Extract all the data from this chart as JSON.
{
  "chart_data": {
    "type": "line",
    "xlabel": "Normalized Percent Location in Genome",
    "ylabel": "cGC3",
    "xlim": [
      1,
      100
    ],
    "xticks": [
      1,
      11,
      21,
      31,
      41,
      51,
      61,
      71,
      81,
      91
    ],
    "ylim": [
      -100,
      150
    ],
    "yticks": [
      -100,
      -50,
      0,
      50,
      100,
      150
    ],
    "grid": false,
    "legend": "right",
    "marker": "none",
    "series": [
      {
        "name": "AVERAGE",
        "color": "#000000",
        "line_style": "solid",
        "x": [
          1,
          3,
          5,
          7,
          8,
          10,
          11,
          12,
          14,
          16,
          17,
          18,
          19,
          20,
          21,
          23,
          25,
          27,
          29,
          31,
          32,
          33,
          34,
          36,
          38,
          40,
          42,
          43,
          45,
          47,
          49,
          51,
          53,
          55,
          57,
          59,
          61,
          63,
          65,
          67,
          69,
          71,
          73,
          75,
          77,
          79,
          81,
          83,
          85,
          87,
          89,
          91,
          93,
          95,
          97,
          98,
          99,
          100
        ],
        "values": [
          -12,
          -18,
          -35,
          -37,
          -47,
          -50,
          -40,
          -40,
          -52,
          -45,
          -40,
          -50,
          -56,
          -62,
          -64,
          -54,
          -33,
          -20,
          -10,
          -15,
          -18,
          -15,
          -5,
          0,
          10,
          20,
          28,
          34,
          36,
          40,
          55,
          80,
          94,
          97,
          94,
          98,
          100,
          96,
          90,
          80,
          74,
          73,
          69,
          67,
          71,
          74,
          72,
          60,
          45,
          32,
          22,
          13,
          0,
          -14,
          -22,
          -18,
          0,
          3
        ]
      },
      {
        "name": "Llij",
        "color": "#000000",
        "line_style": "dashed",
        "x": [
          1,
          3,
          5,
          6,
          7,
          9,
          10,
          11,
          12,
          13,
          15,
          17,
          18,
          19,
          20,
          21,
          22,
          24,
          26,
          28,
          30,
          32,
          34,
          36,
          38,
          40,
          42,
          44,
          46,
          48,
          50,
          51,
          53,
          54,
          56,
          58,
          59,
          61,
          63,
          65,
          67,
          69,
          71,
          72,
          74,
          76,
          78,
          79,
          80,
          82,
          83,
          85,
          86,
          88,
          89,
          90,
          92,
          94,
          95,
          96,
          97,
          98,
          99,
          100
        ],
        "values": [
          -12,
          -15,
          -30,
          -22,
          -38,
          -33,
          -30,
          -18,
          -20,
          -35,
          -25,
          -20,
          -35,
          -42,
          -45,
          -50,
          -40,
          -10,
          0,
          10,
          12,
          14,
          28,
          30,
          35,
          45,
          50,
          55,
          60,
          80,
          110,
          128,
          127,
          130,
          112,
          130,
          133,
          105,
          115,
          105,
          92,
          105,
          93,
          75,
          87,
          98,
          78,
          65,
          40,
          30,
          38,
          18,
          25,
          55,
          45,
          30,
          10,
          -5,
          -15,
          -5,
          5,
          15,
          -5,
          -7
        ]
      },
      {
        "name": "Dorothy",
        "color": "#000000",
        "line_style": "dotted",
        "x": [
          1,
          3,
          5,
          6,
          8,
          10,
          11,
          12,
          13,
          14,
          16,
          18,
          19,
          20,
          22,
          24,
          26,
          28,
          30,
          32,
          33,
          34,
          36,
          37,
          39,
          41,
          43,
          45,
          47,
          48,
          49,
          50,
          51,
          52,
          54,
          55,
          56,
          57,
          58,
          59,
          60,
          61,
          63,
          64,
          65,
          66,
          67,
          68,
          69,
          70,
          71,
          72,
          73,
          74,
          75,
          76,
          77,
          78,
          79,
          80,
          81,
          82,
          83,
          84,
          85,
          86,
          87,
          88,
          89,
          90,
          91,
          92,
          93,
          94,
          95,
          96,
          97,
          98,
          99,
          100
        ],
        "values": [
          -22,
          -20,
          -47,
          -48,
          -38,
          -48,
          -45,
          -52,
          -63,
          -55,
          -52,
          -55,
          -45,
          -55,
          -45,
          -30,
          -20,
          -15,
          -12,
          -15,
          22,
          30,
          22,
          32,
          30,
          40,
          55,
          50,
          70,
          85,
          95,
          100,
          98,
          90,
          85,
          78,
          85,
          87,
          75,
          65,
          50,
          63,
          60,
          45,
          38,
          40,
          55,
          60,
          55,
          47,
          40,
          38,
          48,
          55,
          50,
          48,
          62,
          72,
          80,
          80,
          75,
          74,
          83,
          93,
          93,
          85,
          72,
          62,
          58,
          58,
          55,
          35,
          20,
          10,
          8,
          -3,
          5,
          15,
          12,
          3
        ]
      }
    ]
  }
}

========================

▶ [PROBLEM DETAILS] Your task is to reproduce the records in full, without any alteration.

▶ [ANSWER SECTION]
Extract all the data from this chart as JSON.
{
  "chart_data": {
    "type": "line",
    "xlabel": "Normalized Percent Location in Genome",
    "ylabel": "cGC3",
    "xlim": [
      1,
      100
    ],
    "xticks": [
      1,
      11,
      21,
      31,
      41,
      51,
      61,
      71,
      81,
      91
    ],
    "ylim": [
      -100,
      150
    ],
    "yticks": [
      -100,
      -50,
      0,
      50,
      100,
      150
    ],
    "grid": false,
    "legend": "right",
    "marker": "none",
    "series": [
      {
        "name": "AVERAGE",
        "color": "#000000",
        "line_style": "solid",
        "x": [
          1,
          3,
          5,
          7,
          8,
          10,
          11,
          12,
          14,
          16,
          17,
          18,
          19,
          20,
          21,
          23,
          25,
          27,
          29,
          31,
          32,
          33,
          34,
          36,
          38,
          40,
          42,
          43,
          45,
          47,
          49,
          51,
          53,
          55,
          57,
          59,
          61,
          63,
          65,
          67,
          69,
          71,
          73,
          75,
          77,
          79,
          81,
          83,
          85,
          87,
          89,
          91,
          93,
          95,
          97,
          98,
          99,
          100
        ],
        "values": [
          -12,
          -18,
          -35,
          -37,
          -47,
          -50,
          -40,
          -40,
          -52,
          -45,
          -40,
          -50,
          -56,
          -62,
          -64,
          -54,
          -33,
          -20,
          -10,
          -15,
          -18,
          -15,
          -5,
          0,
          10,
          20,
          28,
          34,
          36,
          40,
          55,
          80,
          94,
          97,
          94,
          98,
          100,
          96,
          90,
          80,
          74,
          73,
          69,
          67,
          71,
          74,
          72,
          60,
          45,
          32,
          22,
          13,
          0,
          -14,
          -22,
          -18,
          0,
          3
        ]
      },
      {
        "name": "Llij",
        "color": "#000000",
        "line_style": "dashed",
        "x": [
          1,
          3,
          5,
          6,
          7,
          9,
          10,
          11,
          12,
          13,
          15,
          17,
          18,
          19,
          20,
          21,
          22,
          24,
          26,
          28,
          30,
          32,
          34,
          36,
          38,
          40,
          42,
          44,
          46,
          48,
          50,
          51,
          53,
          54,
          56,
          58,
          59,
          61,
          63,
          65,
          67,
          69,
          71,
          72,
          74,
          76,
          78,
          79,
          80,
          82,
          83,
          85,
          86,
          88,
          89,
          90,
          92,
          94,
          95,
          96,
          97,
          98,
          99,
          100
        ],
        "values": [
          -12,
          -15,
          -30,
          -22,
          -38,
          -33,
          -30,
          -18,
          -20,
          -35,
          -25,
          -20,
          -35,
          -42,
          -45,
          -50,
          -40,
          -10,
          0,
          10,
          12,
          14,
          28,
          30,
          35,
          45,
          50,
          55,
          60,
          80,
          110,
          128,
          127,
          130,
          112,
          130,
          133,
          105,
          115,
          105,
          92,
          105,
          93,
          75,
          87,
          98,
          78,
          65,
          40,
          30,
          38,
          18,
          25,
          55,
          45,
          30,
          10,
          -5,
          -15,
          -5,
          5,
          15,
          -5,
          -7
        ]
      },
      {
        "name": "Dorothy",
        "color": "#000000",
        "line_style": "dotted",
        "x": [
          1,
          3,
          5,
          6,
          8,
          10,
          11,
          12,
          13,
          14,
          16,
          18,
          19,
          20,
          22,
          24,
          26,
          28,
          30,
          32,
          33,
          34,
          36,
          37,
          39,
          41,
          43,
          45,
          47,
          48,
          49,
          50,
          51,
          52,
          54,
          55,
          56,
          57,
          58,
          59,
          60,
          61,
          63,
          64,
          65,
          66,
          67,
          68,
          69,
          70,
          71,
          72,
          73,
          74,
          75,
          76,
          77,
          78,
          79,
          80,
          81,
          82,
          83,
          84,
          85,
          86,
          87,
          88,
          89,
          90,
          91,
          92,
          93,
          94,
          95,
          96,
          97,
          98,
          99,
          100
        ],
        "values": [
          -22,
          -20,
          -47,
          -48,
          -38,
          -48,
          -45,
          -52,
          -63,
          -55,
          -52,
          -55,
          -45,
          -55,
          -45,
          -30,
          -20,
          -15,
          -12,
          -15,
          22,
          30,
          22,
          32,
          30,
          40,
          55,
          50,
          70,
          85,
          95,
          100,
          98,
          90,
          85,
          78,
          85,
          87,
          75,
          65,
          50,
          63,
          60,
          45,
          38,
          40,
          55,
          60,
          55,
          47,
          40,
          38,
          48,
          55,
          50,
          48,
          62,
          72,
          80,
          80,
          75,
          74,
          83,
          93,
          93,
          85,
          72,
          62,
          58,
          58,
          55,
          35,
          20,
          10,
          8,
          -3,
          5,
          15,
          12,
          3
        ]
      }
    ]
  }
}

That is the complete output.